* Stated task
Go through the lines below and copy each one that holds the string "your".

# # # # # # #

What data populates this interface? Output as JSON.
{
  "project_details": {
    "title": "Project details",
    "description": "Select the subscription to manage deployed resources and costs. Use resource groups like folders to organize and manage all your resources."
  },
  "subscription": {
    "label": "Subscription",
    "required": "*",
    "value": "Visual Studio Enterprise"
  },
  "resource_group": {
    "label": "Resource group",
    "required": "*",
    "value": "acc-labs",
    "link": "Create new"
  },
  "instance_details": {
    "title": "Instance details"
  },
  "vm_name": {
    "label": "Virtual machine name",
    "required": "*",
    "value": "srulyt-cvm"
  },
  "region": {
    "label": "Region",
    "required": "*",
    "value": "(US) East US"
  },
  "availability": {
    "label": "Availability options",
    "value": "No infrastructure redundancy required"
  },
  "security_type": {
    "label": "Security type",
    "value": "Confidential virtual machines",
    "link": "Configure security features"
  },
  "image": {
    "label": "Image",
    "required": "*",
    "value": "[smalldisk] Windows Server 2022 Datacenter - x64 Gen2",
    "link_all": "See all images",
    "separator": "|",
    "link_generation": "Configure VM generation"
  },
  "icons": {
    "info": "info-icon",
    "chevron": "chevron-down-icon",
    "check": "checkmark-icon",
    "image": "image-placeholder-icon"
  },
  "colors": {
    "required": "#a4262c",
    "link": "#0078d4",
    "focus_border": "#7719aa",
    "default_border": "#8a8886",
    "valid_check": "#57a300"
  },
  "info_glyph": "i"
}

# # # # # # #

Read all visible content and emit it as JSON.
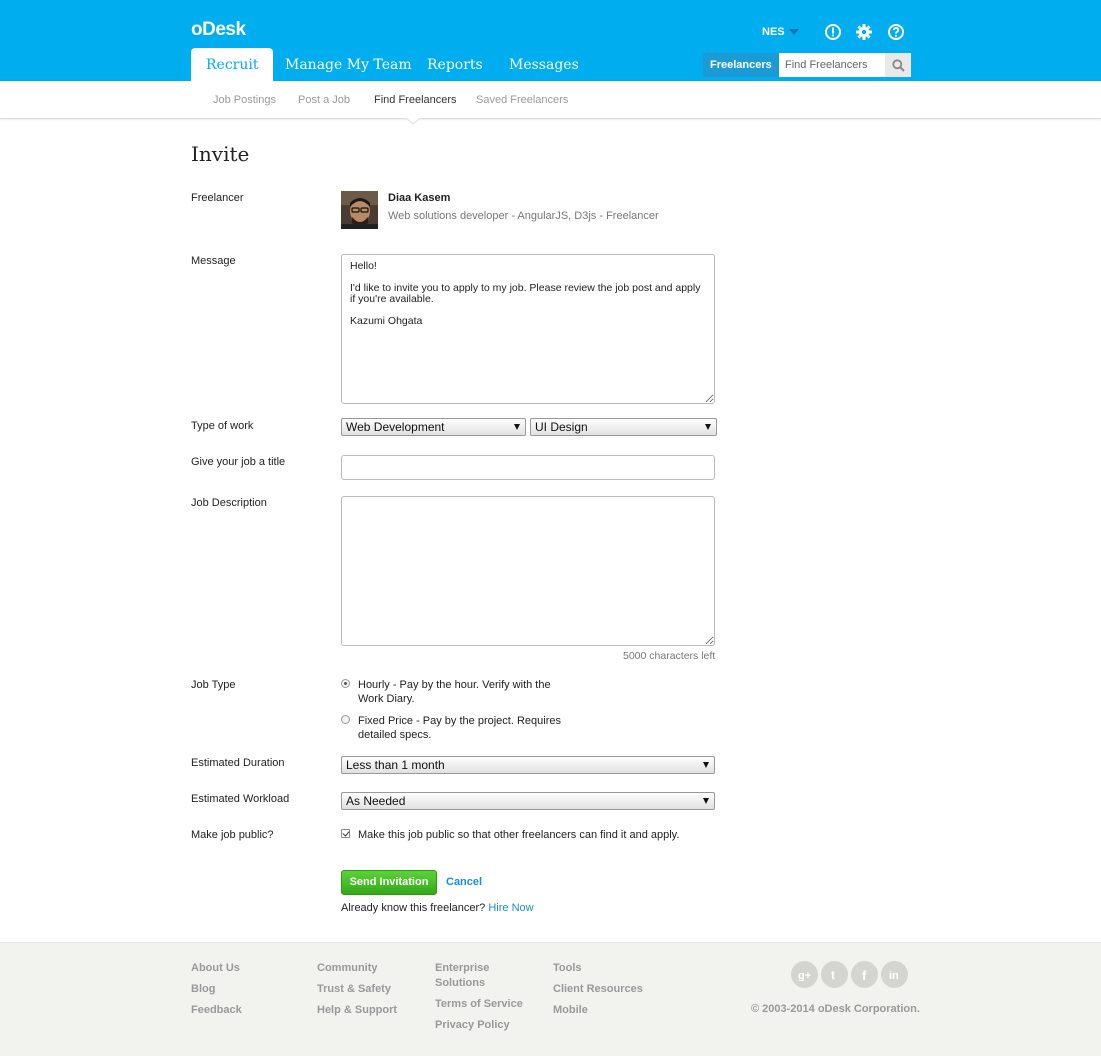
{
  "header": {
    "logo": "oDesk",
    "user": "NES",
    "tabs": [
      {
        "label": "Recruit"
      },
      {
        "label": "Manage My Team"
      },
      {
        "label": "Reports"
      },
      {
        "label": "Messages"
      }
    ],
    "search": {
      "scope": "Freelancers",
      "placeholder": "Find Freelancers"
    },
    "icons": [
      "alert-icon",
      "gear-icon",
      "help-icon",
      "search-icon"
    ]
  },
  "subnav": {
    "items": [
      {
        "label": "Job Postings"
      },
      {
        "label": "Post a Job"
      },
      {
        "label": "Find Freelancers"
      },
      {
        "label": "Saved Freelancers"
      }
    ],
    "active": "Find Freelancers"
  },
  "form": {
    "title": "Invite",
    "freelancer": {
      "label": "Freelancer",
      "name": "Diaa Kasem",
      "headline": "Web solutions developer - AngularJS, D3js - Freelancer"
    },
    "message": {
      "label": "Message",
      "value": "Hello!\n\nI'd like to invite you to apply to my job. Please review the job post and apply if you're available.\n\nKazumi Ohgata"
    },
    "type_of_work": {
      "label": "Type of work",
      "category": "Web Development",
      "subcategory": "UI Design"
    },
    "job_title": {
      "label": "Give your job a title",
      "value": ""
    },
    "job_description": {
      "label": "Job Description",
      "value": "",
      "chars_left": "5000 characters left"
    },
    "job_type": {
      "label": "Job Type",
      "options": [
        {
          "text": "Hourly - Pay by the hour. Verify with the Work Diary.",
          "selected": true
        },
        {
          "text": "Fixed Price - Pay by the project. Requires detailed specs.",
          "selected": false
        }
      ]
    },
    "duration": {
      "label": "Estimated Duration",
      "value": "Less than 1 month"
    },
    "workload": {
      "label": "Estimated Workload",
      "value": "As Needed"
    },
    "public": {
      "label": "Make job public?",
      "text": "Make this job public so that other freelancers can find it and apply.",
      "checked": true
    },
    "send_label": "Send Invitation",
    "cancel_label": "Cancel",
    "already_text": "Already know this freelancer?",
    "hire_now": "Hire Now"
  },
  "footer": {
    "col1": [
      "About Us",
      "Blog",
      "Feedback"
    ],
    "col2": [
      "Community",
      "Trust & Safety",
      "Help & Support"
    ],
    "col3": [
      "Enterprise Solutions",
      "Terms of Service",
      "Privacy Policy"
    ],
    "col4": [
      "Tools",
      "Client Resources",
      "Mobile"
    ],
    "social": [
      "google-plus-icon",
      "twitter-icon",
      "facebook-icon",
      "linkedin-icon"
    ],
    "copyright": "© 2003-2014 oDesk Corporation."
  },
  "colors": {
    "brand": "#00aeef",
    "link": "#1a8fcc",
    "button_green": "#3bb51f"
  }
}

# # # # # # #

* Answer to this exercise
    "description": "Select the subscription to manage deployed resources and costs. Use resource groups like folders to organize and manage all your resources."
      "label": "Give your job a title",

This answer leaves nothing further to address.